■ **Yapmanız gereken**
Lütfen "spot-count: 20个游览点 — [228, 402, 298, 417]" içeren satırdan "route-tag: 历史文化 — [194, 519, 255, 540]" içeren satıra kadar olan satırları (iki uç da dahil) yeniden yazın. Bu satırlarda "游览点" yerine "景点" koyun ve geri kalan her şeyi olduğu gibi bırakın.

■ ■ ■

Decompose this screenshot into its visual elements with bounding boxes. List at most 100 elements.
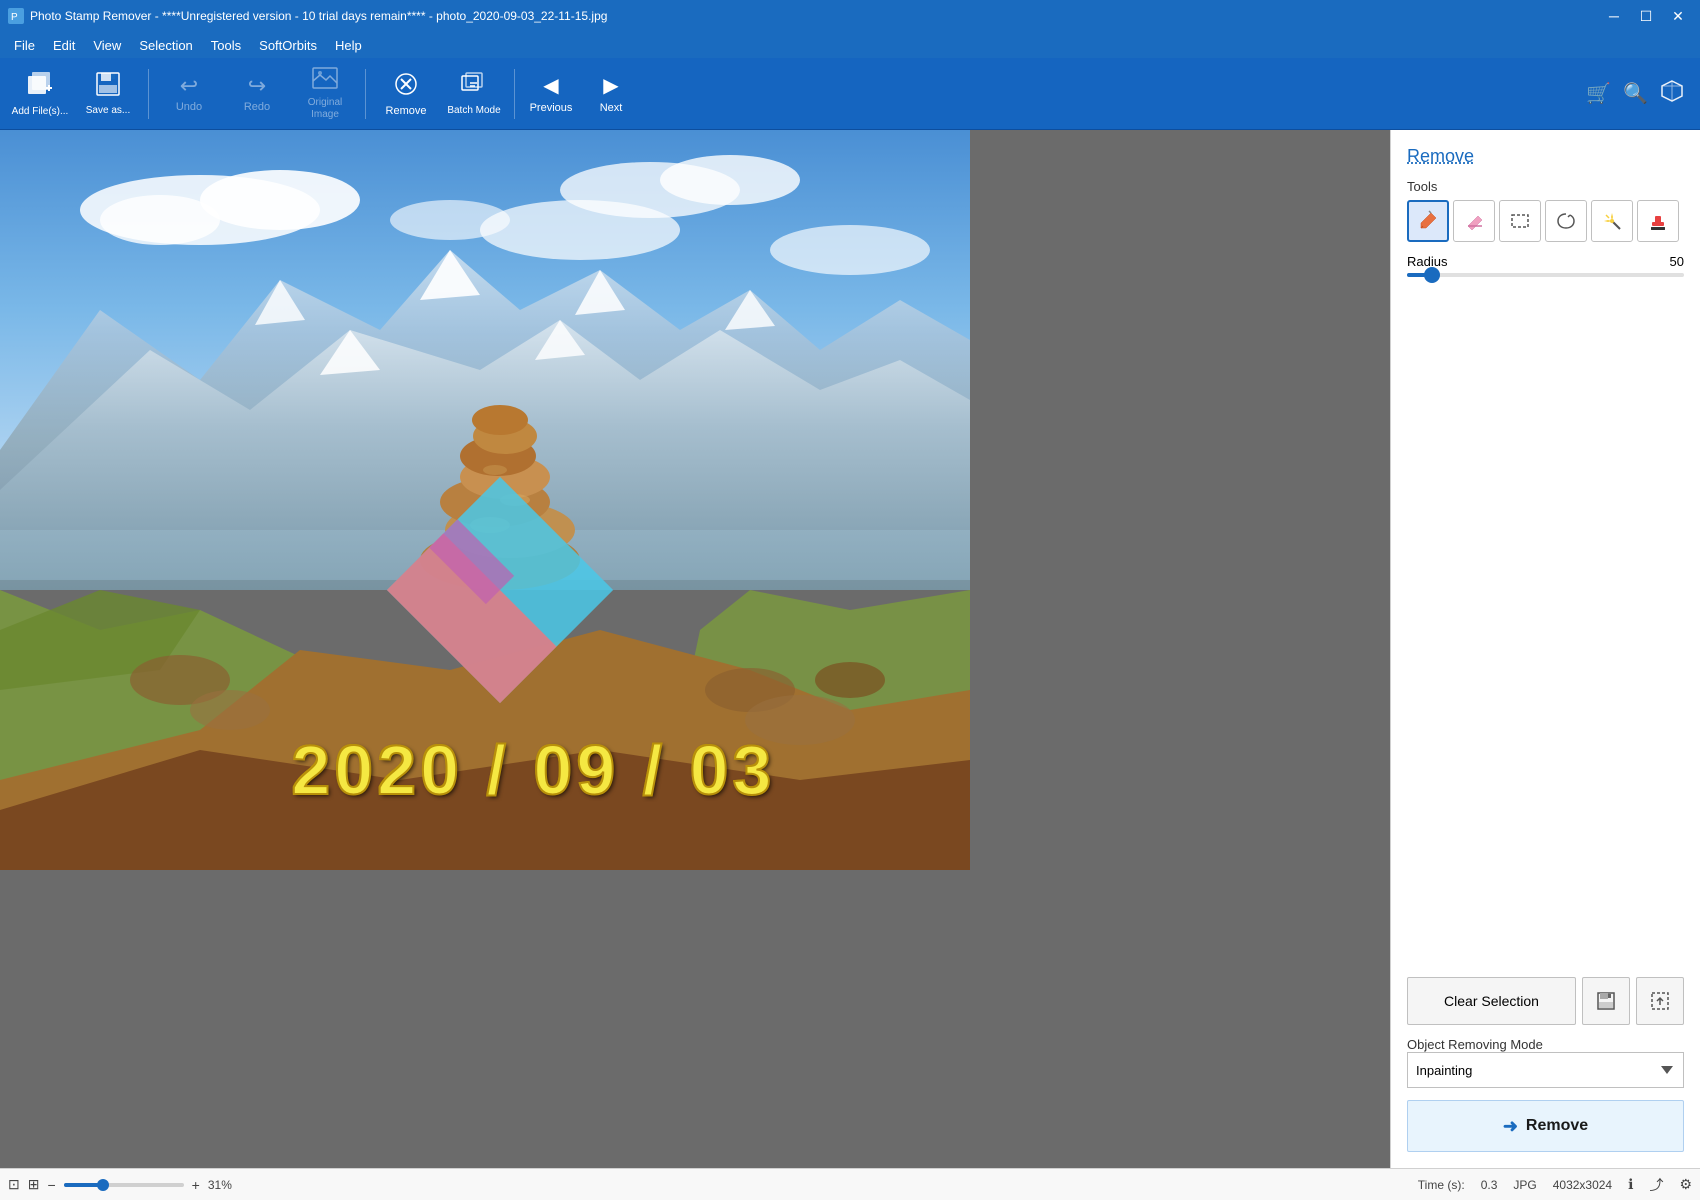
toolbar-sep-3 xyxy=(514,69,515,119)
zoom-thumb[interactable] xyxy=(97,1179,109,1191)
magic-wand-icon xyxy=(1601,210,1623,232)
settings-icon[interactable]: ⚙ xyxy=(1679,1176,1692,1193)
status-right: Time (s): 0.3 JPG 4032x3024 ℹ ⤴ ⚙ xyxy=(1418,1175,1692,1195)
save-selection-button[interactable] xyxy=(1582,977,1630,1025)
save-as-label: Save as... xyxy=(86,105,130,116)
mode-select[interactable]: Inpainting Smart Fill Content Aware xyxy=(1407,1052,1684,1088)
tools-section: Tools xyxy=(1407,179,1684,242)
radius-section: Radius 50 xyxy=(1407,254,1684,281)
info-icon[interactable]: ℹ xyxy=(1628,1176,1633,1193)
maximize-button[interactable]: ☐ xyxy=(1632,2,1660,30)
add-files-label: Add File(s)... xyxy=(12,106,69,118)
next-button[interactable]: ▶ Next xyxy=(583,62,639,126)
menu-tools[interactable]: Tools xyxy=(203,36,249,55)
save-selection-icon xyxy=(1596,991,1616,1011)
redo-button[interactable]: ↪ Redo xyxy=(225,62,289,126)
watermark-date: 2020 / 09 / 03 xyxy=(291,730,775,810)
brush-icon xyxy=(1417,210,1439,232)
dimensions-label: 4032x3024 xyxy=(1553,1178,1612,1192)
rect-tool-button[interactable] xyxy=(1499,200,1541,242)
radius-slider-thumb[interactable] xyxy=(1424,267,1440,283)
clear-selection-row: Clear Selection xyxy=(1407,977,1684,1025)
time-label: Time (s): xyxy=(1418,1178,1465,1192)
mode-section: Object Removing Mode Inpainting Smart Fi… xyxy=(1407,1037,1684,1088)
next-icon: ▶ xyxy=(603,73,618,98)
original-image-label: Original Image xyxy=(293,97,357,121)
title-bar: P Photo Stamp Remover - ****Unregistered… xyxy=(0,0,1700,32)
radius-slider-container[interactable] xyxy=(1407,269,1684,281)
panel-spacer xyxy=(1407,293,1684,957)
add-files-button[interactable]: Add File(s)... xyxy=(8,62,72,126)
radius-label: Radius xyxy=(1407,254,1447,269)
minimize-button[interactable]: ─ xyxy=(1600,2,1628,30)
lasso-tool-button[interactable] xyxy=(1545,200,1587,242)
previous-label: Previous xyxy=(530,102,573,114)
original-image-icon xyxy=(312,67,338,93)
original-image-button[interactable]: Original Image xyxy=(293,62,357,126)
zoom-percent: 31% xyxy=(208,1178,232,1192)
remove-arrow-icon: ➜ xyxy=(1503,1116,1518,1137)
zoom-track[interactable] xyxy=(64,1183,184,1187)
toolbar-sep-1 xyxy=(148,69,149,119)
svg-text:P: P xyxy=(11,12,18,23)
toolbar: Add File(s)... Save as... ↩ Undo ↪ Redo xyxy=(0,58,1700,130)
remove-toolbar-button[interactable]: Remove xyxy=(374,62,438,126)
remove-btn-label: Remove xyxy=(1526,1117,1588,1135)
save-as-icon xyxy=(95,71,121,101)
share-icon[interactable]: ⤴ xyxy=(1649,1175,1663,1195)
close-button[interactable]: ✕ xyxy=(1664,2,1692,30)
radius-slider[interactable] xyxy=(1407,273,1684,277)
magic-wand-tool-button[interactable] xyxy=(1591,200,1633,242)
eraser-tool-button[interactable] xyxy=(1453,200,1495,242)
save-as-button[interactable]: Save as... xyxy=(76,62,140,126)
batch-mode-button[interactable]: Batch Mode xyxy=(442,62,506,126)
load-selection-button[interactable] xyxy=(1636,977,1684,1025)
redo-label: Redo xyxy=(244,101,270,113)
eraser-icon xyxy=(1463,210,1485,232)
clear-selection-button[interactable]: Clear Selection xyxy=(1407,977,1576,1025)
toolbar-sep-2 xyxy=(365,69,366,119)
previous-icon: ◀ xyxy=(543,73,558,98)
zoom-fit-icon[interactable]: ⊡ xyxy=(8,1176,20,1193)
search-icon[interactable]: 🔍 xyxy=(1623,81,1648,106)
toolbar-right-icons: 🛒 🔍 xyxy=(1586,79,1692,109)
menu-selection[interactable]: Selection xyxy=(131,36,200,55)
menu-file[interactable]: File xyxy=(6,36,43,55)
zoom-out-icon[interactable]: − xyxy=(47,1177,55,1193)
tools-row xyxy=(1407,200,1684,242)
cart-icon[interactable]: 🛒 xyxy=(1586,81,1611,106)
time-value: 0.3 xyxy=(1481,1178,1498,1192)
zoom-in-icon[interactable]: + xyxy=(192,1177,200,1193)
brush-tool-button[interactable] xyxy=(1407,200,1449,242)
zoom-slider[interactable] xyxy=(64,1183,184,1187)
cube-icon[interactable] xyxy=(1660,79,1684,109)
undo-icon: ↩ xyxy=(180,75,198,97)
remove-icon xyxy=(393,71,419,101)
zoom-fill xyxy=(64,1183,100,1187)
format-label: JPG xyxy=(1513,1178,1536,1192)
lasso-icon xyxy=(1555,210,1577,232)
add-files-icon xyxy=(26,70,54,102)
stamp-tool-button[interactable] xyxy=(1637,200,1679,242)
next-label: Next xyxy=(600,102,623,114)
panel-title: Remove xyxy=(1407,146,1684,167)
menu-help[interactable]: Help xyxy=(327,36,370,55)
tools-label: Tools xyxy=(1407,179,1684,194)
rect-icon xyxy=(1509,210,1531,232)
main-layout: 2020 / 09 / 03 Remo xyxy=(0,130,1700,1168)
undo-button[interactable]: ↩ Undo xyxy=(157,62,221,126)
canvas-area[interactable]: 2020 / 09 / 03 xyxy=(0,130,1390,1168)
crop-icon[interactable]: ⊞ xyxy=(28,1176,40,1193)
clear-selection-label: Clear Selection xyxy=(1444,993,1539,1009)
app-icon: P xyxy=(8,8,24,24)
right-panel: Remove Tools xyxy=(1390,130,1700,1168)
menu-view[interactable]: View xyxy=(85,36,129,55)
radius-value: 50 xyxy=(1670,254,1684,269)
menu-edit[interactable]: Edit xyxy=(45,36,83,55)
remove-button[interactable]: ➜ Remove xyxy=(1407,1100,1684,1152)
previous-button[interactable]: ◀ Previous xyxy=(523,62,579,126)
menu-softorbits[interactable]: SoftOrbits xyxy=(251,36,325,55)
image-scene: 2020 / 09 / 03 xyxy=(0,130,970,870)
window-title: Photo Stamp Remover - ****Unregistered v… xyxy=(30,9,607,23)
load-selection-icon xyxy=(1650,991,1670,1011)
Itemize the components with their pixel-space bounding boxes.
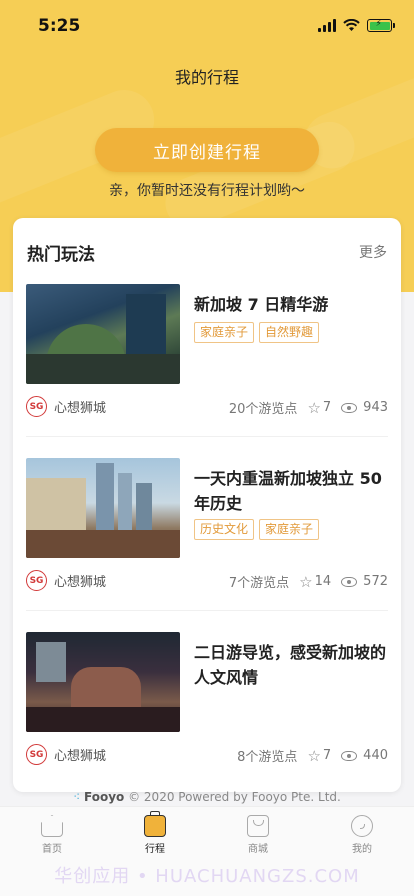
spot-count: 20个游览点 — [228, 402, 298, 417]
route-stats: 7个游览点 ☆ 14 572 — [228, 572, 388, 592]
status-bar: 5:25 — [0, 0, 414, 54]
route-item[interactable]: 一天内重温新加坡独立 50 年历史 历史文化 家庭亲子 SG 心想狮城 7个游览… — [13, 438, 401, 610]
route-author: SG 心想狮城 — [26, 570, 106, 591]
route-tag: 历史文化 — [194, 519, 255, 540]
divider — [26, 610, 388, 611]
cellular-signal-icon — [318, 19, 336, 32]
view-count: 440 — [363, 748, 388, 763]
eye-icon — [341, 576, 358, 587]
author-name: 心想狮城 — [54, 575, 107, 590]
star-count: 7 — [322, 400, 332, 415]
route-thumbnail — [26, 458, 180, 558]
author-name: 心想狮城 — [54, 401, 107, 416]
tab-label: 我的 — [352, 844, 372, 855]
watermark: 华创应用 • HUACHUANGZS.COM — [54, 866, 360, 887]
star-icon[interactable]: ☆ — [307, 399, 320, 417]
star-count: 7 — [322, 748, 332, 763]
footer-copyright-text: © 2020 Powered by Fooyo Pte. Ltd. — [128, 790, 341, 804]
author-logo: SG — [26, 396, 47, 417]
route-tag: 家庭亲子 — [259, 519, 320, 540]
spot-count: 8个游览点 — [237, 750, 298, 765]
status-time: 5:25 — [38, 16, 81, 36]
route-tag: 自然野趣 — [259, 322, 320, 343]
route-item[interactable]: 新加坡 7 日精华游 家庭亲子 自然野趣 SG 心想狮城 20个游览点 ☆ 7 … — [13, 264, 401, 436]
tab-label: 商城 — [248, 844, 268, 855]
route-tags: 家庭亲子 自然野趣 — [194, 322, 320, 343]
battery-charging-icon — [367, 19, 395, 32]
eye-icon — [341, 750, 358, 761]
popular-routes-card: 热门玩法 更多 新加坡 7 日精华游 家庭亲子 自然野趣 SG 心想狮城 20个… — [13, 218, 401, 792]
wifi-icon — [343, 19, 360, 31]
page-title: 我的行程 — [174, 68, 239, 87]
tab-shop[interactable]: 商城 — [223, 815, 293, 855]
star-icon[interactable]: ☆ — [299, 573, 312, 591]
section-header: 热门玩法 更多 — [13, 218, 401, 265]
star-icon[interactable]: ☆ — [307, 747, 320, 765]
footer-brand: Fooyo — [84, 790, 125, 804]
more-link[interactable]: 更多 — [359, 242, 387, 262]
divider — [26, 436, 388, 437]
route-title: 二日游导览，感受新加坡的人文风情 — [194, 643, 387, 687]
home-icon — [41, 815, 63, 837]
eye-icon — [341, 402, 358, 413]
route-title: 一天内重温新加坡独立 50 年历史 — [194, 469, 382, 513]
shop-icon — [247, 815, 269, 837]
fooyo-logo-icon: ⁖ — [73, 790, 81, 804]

■ ■ ■

■ **Görevin çözümü**
spot-count: 20个景点 — [228, 402, 298, 417]
route-stats: 7个景点 ☆ 14 572 — [228, 572, 388, 592]
status-bar: 5:25 — [0, 0, 414, 54]
route-item[interactable]: 一天内重温新加坡独立 50 年历史 历史文化 家庭亲子 SG 心想狮城 7个游览… — [13, 438, 401, 610]
route-author: SG 心想狮城 — [26, 570, 106, 591]
route-tag: 历史文化 — [194, 519, 255, 540]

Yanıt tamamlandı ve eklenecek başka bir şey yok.